Records from a data source:
-- Begin --

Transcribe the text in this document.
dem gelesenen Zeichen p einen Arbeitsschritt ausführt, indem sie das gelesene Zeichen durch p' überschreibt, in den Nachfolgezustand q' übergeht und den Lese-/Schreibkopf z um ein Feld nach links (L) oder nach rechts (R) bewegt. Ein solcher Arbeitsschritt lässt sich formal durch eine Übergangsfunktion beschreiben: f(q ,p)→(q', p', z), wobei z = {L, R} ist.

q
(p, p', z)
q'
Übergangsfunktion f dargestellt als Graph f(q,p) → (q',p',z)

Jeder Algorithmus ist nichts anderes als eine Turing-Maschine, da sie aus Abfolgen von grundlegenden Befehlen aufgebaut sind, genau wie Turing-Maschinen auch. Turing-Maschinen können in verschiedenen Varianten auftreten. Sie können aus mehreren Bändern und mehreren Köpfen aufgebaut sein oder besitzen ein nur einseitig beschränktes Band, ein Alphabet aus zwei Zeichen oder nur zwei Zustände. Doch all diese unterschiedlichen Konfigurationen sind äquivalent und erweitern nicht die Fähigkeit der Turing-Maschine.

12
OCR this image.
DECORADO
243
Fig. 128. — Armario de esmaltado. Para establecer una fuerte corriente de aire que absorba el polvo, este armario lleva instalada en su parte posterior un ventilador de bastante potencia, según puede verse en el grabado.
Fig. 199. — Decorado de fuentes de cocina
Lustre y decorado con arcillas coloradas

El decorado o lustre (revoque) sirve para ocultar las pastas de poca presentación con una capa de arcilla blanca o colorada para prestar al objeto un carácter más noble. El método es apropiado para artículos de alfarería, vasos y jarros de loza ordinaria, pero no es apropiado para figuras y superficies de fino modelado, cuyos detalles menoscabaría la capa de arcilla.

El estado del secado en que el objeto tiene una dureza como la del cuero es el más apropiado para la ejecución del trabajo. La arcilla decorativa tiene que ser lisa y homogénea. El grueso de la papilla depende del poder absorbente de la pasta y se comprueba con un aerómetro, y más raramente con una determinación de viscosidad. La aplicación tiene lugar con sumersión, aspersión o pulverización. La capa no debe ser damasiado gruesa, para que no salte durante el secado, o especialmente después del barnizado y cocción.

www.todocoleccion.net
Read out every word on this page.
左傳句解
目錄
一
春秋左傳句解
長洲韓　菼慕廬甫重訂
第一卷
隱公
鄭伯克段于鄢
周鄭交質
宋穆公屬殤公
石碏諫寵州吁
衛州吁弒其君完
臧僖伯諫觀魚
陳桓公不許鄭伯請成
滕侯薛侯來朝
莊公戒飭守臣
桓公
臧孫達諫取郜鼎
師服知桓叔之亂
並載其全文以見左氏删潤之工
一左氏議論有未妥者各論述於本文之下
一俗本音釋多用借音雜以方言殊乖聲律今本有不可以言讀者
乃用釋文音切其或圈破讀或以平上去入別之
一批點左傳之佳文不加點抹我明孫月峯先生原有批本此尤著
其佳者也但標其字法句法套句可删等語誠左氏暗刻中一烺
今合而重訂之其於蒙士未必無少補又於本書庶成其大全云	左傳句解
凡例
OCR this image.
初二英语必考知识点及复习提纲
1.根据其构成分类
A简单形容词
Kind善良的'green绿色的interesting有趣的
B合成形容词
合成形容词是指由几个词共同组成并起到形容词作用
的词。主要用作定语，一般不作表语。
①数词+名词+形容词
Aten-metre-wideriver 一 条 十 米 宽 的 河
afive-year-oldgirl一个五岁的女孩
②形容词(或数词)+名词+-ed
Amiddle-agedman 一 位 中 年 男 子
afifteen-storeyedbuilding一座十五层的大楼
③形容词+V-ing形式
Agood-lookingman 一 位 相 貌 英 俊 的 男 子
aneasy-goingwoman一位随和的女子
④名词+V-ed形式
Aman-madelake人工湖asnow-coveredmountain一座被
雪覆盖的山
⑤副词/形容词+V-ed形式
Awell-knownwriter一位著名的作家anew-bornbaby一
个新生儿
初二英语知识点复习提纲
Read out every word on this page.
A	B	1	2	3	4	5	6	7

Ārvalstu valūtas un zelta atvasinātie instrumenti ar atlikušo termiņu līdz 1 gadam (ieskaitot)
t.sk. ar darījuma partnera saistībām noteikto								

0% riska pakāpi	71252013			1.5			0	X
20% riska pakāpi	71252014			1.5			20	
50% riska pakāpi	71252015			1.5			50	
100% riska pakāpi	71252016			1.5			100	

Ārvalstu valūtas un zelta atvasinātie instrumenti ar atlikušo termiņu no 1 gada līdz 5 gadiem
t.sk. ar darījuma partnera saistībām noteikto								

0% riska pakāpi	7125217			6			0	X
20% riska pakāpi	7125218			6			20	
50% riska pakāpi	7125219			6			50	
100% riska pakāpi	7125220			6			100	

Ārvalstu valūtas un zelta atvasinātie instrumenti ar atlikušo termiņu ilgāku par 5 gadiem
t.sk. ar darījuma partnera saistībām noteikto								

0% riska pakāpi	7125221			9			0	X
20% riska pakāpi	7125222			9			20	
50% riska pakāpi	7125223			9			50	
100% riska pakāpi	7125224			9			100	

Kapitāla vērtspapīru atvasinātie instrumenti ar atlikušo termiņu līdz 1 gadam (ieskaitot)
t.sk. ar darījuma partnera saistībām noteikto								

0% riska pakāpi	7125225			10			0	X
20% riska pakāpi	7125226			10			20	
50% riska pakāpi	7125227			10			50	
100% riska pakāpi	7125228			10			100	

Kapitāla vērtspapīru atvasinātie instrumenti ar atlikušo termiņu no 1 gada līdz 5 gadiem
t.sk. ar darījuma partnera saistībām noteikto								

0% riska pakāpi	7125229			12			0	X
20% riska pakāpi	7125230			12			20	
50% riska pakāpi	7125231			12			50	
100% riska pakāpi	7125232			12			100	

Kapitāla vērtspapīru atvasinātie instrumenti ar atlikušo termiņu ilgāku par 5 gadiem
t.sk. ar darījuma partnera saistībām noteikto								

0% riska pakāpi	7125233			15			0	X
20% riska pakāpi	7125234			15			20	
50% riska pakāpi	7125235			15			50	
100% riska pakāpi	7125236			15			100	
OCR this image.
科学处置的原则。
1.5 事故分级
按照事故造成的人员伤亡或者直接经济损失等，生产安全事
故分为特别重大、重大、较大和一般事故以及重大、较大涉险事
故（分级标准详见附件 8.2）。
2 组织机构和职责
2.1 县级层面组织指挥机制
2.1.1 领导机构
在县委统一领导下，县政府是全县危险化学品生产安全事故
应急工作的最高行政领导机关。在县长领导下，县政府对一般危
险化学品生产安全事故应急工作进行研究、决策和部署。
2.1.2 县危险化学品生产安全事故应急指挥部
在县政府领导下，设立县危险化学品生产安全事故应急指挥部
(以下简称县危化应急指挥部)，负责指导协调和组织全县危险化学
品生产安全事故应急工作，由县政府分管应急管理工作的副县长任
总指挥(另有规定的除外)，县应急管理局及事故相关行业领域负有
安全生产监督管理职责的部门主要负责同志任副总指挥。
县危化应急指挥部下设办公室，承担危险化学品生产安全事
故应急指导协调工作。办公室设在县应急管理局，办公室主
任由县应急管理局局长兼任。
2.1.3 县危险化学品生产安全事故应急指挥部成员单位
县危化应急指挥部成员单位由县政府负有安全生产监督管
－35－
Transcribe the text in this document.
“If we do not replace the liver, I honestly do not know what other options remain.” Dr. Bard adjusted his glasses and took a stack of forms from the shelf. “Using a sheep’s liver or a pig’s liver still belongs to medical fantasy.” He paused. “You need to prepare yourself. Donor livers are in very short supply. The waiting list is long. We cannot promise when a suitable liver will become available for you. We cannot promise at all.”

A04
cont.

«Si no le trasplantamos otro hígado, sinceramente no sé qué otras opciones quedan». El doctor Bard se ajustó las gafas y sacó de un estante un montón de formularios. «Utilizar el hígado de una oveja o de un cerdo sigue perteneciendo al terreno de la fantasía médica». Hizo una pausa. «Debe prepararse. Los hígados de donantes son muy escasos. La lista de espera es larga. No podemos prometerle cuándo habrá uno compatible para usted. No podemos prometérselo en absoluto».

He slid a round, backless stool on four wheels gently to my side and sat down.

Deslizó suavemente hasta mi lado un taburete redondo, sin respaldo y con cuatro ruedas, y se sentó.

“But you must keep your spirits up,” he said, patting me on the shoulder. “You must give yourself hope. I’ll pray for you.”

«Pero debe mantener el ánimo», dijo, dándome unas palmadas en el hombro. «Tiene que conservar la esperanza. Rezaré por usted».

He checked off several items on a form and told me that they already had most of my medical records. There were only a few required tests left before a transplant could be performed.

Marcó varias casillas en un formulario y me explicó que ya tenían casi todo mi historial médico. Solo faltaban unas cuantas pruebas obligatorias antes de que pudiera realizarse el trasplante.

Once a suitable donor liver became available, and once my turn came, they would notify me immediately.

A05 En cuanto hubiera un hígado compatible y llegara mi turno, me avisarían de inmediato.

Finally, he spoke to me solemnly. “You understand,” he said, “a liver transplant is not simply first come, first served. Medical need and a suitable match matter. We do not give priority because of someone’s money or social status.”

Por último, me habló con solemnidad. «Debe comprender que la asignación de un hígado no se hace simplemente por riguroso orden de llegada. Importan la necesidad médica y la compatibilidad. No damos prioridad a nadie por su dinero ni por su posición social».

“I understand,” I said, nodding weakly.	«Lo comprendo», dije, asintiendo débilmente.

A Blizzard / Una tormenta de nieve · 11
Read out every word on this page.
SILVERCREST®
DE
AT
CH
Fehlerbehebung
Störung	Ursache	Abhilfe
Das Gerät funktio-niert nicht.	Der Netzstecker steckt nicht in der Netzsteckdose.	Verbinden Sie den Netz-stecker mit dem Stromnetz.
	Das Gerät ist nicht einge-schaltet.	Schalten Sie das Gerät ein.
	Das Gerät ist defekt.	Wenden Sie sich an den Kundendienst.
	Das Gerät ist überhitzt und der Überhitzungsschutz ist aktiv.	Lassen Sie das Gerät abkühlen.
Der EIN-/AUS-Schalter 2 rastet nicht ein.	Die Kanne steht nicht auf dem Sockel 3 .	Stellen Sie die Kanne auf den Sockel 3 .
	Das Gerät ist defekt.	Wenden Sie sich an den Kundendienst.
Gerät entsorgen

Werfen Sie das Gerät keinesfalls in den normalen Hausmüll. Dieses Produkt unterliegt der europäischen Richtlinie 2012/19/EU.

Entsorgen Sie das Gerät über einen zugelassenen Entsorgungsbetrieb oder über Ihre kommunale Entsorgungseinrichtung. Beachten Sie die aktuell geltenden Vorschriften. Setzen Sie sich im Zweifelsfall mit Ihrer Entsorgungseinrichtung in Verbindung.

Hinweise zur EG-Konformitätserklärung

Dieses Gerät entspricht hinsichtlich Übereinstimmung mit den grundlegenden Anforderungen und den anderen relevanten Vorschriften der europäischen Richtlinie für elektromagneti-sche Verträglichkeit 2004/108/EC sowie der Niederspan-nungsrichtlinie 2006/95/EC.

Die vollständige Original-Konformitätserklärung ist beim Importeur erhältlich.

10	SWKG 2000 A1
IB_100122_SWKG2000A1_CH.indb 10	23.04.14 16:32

-- End --

Task details:
Count up the lines in the listing that hold the word "ilgāku", and give that number only.

Answer:
2